» **Aufgabenstellung**
Zitiere unverändert die Zeilen, beginnend mit der Zeile, die „status-ready: Ready. xyxy=(26,937,82,958)“ enthält, und endend mit der Zeile, die „cell-eventclass: SQL:BatchCompleted xyxy=(50,561,410,581)“ enthält. Beide Zeilen gehören dazu.

--------------------------------

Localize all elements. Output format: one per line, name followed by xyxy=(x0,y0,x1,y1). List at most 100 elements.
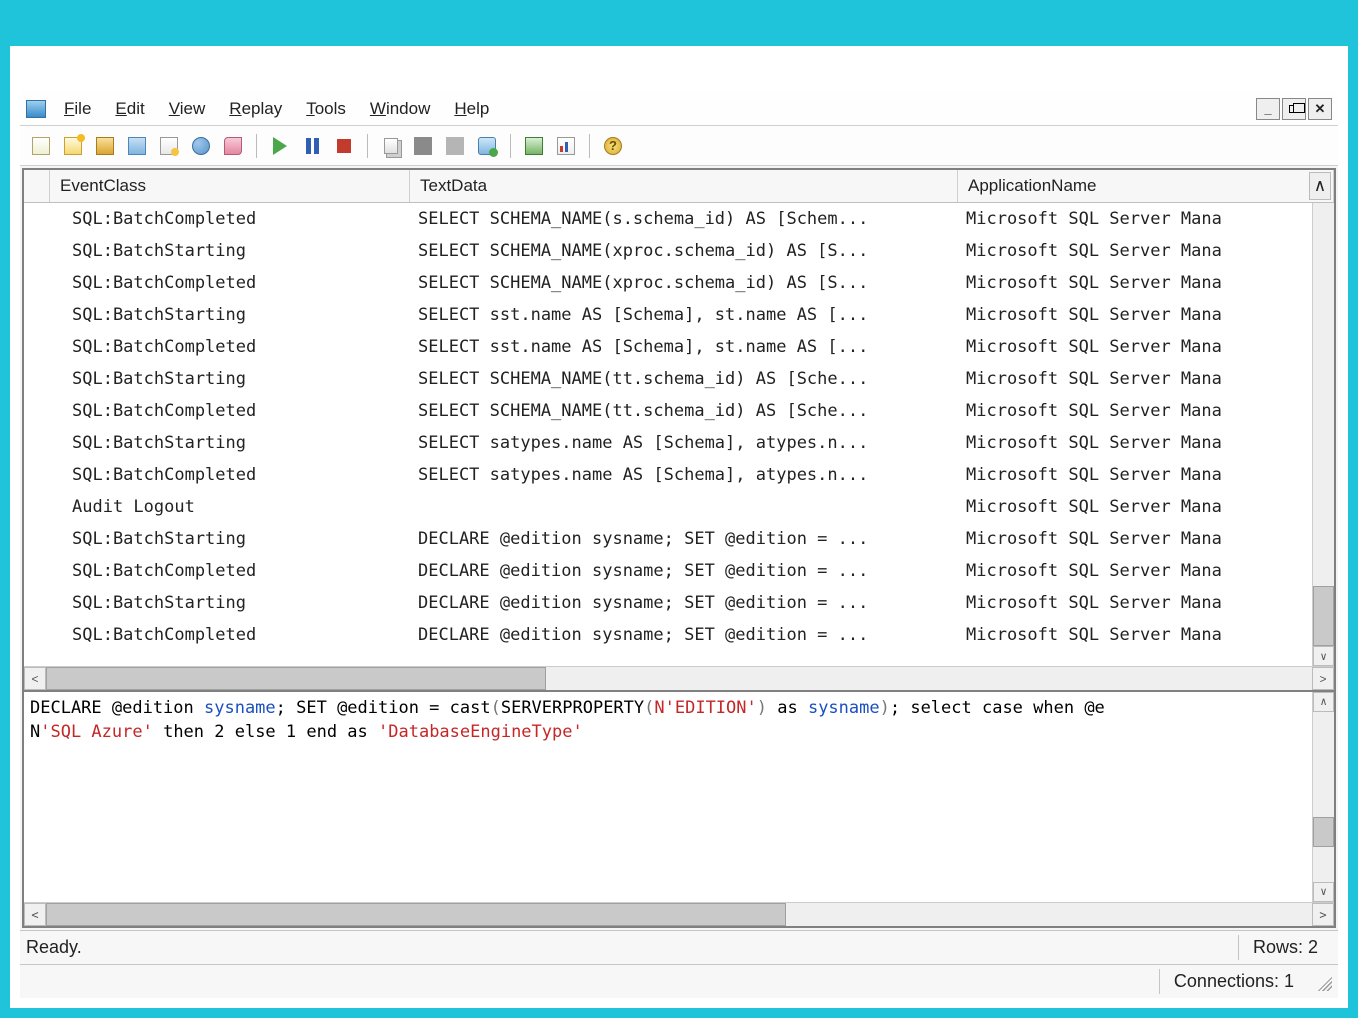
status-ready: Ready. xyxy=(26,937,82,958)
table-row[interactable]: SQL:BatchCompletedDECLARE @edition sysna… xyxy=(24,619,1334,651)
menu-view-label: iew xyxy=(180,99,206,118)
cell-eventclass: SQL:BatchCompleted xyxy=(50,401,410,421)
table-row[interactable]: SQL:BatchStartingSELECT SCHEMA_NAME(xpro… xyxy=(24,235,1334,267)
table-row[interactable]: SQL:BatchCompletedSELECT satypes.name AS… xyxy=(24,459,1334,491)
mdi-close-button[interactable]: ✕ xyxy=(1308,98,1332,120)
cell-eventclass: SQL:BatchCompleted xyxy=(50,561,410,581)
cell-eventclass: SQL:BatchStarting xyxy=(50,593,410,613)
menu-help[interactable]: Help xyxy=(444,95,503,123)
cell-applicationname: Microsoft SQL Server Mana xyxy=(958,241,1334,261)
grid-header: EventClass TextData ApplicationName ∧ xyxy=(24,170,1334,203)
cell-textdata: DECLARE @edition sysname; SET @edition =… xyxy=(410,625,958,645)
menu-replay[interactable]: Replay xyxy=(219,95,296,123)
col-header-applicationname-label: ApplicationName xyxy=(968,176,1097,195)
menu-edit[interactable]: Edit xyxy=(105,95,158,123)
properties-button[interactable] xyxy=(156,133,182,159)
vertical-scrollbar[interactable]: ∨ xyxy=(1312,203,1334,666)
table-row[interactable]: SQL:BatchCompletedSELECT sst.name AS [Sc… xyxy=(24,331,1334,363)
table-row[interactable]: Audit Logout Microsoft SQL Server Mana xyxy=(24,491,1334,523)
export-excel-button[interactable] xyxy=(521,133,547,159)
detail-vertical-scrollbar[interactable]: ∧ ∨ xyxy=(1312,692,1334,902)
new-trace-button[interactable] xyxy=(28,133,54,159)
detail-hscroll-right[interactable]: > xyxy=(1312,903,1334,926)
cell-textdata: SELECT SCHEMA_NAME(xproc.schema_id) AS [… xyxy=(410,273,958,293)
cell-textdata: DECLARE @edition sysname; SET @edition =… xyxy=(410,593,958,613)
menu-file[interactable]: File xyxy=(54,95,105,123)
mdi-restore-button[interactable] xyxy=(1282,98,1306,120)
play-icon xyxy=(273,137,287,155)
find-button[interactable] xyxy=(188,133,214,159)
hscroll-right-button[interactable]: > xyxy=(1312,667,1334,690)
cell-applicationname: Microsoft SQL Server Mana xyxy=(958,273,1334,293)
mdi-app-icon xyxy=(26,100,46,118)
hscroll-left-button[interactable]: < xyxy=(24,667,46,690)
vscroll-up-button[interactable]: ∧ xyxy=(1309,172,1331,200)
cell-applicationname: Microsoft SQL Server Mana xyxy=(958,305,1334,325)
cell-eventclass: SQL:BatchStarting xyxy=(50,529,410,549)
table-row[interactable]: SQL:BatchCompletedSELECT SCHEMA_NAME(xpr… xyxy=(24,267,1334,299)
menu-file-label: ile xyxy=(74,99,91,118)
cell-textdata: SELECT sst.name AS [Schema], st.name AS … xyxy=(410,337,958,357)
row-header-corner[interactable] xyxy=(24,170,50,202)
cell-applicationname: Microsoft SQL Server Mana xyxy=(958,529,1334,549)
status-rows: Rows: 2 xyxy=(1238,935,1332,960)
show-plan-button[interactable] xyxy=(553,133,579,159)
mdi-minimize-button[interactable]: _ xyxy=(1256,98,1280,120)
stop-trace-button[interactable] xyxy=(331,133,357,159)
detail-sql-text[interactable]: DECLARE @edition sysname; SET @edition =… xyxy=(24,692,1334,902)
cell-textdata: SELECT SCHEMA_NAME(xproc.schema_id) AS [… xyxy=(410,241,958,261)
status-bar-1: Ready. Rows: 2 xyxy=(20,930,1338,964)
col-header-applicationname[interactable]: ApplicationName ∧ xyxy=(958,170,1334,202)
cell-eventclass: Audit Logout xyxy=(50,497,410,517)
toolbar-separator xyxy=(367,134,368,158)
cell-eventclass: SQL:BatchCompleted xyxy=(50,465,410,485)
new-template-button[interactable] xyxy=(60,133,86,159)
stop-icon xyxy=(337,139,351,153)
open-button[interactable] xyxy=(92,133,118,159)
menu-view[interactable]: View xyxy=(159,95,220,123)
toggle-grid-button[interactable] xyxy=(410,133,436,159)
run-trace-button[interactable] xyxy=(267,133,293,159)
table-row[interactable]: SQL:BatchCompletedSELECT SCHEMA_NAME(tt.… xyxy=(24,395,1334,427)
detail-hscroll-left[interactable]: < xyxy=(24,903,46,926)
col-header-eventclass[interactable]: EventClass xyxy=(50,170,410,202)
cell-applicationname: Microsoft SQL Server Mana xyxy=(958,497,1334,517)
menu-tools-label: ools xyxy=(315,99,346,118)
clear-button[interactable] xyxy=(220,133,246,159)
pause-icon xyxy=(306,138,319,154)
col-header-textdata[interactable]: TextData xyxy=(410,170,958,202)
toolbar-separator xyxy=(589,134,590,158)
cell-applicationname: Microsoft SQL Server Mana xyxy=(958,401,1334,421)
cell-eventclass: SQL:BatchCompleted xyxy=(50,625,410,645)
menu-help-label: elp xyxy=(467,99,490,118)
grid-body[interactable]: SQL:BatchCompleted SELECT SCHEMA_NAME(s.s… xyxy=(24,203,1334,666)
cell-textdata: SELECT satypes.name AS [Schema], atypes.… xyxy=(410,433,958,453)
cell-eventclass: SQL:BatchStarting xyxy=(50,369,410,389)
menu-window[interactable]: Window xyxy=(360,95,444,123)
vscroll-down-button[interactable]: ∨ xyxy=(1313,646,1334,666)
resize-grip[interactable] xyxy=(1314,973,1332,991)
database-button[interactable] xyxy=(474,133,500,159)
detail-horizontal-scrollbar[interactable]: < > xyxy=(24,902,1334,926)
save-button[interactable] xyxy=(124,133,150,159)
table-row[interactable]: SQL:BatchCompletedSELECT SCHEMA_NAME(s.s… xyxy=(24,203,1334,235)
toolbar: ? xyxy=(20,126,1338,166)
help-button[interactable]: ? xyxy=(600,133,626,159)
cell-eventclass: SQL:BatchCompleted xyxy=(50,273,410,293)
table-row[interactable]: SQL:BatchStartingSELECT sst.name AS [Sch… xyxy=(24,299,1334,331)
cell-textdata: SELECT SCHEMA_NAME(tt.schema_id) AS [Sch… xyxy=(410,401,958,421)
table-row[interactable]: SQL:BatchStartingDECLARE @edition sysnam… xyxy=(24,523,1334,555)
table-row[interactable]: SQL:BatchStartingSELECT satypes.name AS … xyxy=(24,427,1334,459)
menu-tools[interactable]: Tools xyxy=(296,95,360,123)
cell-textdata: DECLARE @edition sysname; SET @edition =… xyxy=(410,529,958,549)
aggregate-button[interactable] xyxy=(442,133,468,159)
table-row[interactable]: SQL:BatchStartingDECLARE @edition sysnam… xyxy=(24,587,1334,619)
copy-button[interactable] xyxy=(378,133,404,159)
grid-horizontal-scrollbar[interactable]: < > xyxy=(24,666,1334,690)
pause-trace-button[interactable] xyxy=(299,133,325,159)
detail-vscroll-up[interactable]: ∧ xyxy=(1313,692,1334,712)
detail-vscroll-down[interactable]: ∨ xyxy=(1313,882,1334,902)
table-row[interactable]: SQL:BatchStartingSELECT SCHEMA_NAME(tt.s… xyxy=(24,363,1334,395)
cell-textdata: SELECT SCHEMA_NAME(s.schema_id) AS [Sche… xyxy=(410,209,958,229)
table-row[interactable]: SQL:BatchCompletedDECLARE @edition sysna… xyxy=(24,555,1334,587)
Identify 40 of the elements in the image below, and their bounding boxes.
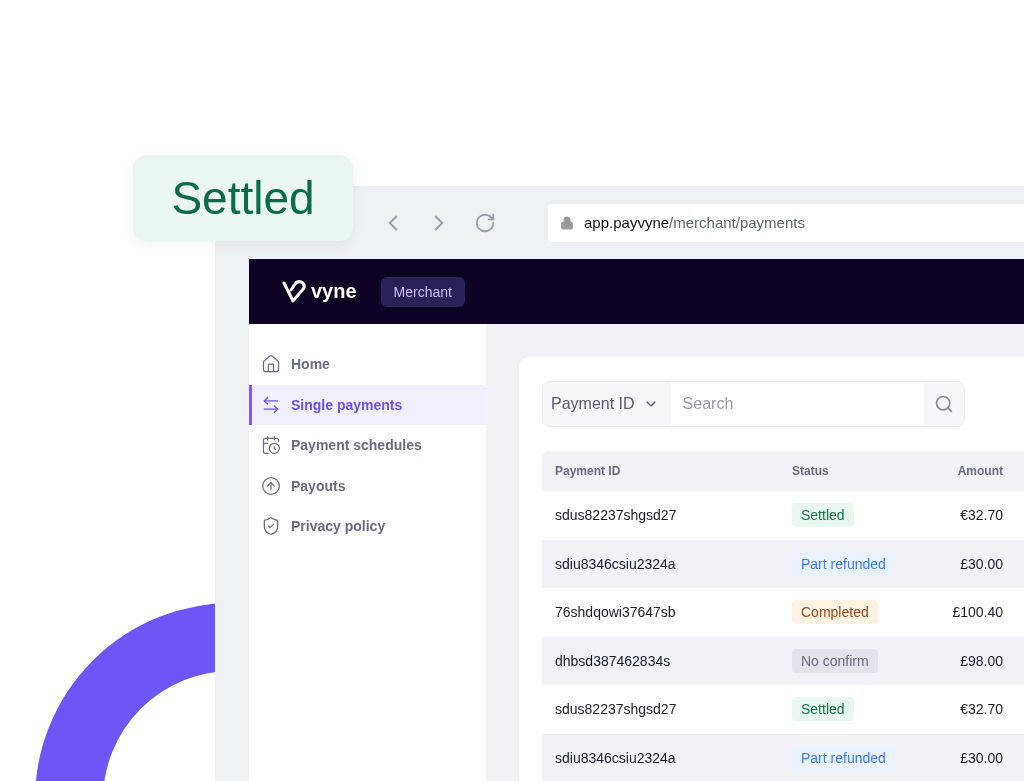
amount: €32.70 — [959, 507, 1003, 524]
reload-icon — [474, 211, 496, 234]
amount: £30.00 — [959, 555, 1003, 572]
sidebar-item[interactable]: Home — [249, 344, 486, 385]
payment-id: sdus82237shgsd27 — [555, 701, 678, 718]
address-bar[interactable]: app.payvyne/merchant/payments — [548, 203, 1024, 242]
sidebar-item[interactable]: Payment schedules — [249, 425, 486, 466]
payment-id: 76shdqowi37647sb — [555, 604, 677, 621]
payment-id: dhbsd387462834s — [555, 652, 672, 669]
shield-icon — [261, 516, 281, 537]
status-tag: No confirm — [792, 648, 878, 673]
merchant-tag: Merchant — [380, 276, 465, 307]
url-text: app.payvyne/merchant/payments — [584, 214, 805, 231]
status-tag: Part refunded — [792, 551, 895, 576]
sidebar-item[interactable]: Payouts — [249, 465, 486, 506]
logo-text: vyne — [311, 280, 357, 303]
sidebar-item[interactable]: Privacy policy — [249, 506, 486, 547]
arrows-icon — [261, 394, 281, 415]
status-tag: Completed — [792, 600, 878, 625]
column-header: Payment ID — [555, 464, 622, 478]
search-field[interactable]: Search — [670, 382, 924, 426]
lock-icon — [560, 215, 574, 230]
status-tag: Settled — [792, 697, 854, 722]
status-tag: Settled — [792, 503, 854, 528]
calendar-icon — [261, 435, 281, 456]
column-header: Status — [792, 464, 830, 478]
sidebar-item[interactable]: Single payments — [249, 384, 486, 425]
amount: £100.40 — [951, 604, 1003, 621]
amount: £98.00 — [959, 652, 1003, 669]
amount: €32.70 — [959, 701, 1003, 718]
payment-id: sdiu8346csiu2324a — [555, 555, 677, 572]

--------------------------------

» **Antwort siehe unten**
status-ready: Ready. xyxy=(26,937,82,958)
table-row[interactable]: SQL:BatchCompletedDECLARE @edition sysna… xyxy=(24,619,1334,651)
menu-view-label: iew xyxy=(180,99,206,118)
cell-eventclass: SQL:BatchCompleted xyxy=(50,401,410,421)
table-row[interactable]: SQL:BatchStartingSELECT SCHEMA_NAME(xpro… xyxy=(24,235,1334,267)
table-row[interactable]: SQL:BatchCompletedSELECT satypes.name AS… xyxy=(24,459,1334,491)
mdi-close-button[interactable]: ✕ xyxy=(1308,98,1332,120)
cell-eventclass: SQL:BatchCompleted xyxy=(50,561,410,581)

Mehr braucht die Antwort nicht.